• Your task: Could every line of the data be printed exactly as it reads?

• Dataset entries:

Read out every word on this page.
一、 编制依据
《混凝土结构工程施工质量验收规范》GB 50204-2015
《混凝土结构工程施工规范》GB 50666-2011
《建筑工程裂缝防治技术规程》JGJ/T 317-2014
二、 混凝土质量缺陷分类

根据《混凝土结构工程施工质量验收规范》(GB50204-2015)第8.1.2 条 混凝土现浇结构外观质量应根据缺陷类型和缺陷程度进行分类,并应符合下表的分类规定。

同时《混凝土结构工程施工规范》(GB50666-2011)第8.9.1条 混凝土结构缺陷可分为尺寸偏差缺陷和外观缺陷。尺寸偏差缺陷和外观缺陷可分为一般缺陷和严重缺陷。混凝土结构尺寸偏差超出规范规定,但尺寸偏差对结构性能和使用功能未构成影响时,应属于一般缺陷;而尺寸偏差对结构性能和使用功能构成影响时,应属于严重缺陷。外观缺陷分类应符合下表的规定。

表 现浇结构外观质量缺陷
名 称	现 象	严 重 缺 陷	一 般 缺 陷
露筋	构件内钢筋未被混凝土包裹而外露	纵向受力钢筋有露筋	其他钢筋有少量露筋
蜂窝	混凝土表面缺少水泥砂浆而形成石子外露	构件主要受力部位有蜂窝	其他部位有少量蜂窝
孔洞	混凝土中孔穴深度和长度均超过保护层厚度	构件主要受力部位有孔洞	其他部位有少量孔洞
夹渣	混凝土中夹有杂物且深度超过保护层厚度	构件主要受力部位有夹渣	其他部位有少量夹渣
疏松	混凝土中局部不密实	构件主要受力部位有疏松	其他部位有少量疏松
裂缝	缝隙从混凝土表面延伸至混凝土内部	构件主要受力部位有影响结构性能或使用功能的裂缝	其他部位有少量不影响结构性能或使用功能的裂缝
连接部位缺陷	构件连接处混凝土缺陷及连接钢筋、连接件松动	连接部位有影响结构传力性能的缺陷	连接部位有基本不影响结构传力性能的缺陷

• Finished exercise:
Read out every word on this page.
一、 编制依据
《混凝土结构工程施工质量验收规范》GB 50204-2015
《混凝土结构工程施工规范》GB 50666-2011
《建筑工程裂缝防治技术规程》JGJ/T 317-2014
二、 混凝土质量缺陷分类

根据《混凝土结构工程施工质量验收规范》(GB50204-2015)第8.1.2 条 混凝土现浇结构外观质量应根据缺陷类型和缺陷程度进行分类,并应符合下表的分类规定。

同时《混凝土结构工程施工规范》(GB50666-2011)第8.9.1条 混凝土结构缺陷可分为尺寸偏差缺陷和外观缺陷。尺寸偏差缺陷和外观缺陷可分为一般缺陷和严重缺陷。混凝土结构尺寸偏差超出规范规定,但尺寸偏差对结构性能和使用功能未构成影响时,应属于一般缺陷;而尺寸偏差对结构性能和使用功能构成影响时,应属于严重缺陷。外观缺陷分类应符合下表的规定。

表 现浇结构外观质量缺陷
名 称	现 象	严 重 缺 陷	一 般 缺 陷
露筋	构件内钢筋未被混凝土包裹而外露	纵向受力钢筋有露筋	其他钢筋有少量露筋
蜂窝	混凝土表面缺少水泥砂浆而形成石子外露	构件主要受力部位有蜂窝	其他部位有少量蜂窝
孔洞	混凝土中孔穴深度和长度均超过保护层厚度	构件主要受力部位有孔洞	其他部位有少量孔洞
夹渣	混凝土中夹有杂物且深度超过保护层厚度	构件主要受力部位有夹渣	其他部位有少量夹渣
疏松	混凝土中局部不密实	构件主要受力部位有疏松	其他部位有少量疏松
裂缝	缝隙从混凝土表面延伸至混凝土内部	构件主要受力部位有影响结构性能或使用功能的裂缝	其他部位有少量不影响结构性能或使用功能的裂缝
连接部位缺陷	构件连接处混凝土缺陷及连接钢筋、连接件松动	连接部位有影响结构传力性能的缺陷	连接部位有基本不影响结构传力性能的缺陷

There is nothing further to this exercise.